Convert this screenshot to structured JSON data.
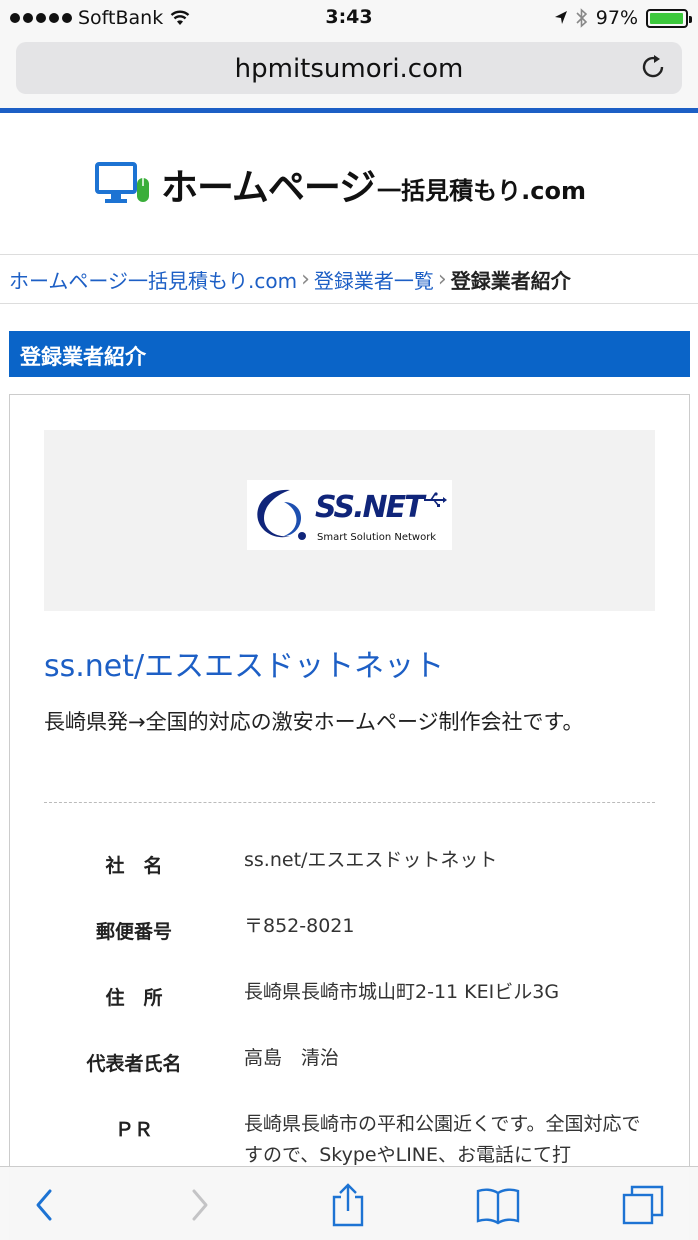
{
  "status": {
    "carrier": "SoftBank",
    "time": "3:43",
    "battery": "97%",
    "battery_level": 0.97
  },
  "browser": {
    "url": "hpmitsumori.com"
  },
  "site": {
    "logo_main": "ホームページ",
    "logo_sub": "一括見積もり.com"
  },
  "breadcrumb": {
    "home": "ホームページ一括見積もり.com",
    "list": "登録業者一覧",
    "current": "登録業者紹介"
  },
  "heading": "登録業者紹介",
  "company": {
    "logo_brand": "SS.NET",
    "logo_tagline": "Smart Solution Network",
    "title": "ss.net/エスエスドットネット",
    "description": "長崎県発→全国的対応の激安ホームページ制作会社です。",
    "info": [
      {
        "label": "社　名",
        "value": "ss.net/エスエスドットネット"
      },
      {
        "label": "郵便番号",
        "value": "〒852-8021"
      },
      {
        "label": "住　所",
        "value": "長崎県長崎市城山町2-11 KEIビル3G"
      },
      {
        "label": "代表者氏名",
        "value": "高島　清治"
      },
      {
        "label": "ＰＲ",
        "value": "長崎県長崎市の平和公園近くです。全国対応ですので、SkypeやLINE、お電話にて打"
      }
    ]
  },
  "colors": {
    "accent": "#0a64c8",
    "link": "#1d5fc5",
    "battery": "#3cc83c"
  },
  "icons": [
    "wifi-icon",
    "location-arrow-icon",
    "bluetooth-icon",
    "battery-icon",
    "reload-icon",
    "monitor-mouse-icon",
    "chevron-right-icon",
    "back-icon",
    "forward-icon",
    "share-icon",
    "bookmarks-icon",
    "tabs-icon"
  ]
}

What you will do
Send back the data above word for word, with the pictures left out.

Response to the task
Convert this screenshot to structured JSON data.
{
  "status": {
    "carrier": "SoftBank",
    "time": "3:43",
    "battery": "97%",
    "battery_level": 0.97
  },
  "browser": {
    "url": "hpmitsumori.com"
  },
  "site": {
    "logo_main": "ホームページ",
    "logo_sub": "一括見積もり.com"
  },
  "breadcrumb": {
    "home": "ホームページ一括見積もり.com",
    "list": "登録業者一覧",
    "current": "登録業者紹介"
  },
  "heading": "登録業者紹介",
  "company": {
    "logo_brand": "SS.NET",
    "logo_tagline": "Smart Solution Network",
    "title": "ss.net/エスエスドットネット",
    "description": "長崎県発→全国的対応の激安ホームページ制作会社です。",
    "info": [
      {
        "label": "社　名",
        "value": "ss.net/エスエスドットネット"
      },
      {
        "label": "郵便番号",
        "value": "〒852-8021"
      },
      {
        "label": "住　所",
        "value": "長崎県長崎市城山町2-11 KEIビル3G"
      },
      {
        "label": "代表者氏名",
        "value": "高島　清治"
      },
      {
        "label": "ＰＲ",
        "value": "長崎県長崎市の平和公園近くです。全国対応ですので、SkypeやLINE、お電話にて打"
      }
    ]
  },
  "colors": {
    "accent": "#0a64c8",
    "link": "#1d5fc5",
    "battery": "#3cc83c"
  },
  "icons": [
    "wifi-icon",
    "location-arrow-icon",
    "bluetooth-icon",
    "battery-icon",
    "reload-icon",
    "monitor-mouse-icon",
    "chevron-right-icon",
    "back-icon",
    "forward-icon",
    "share-icon",
    "bookmarks-icon",
    "tabs-icon"
  ]
}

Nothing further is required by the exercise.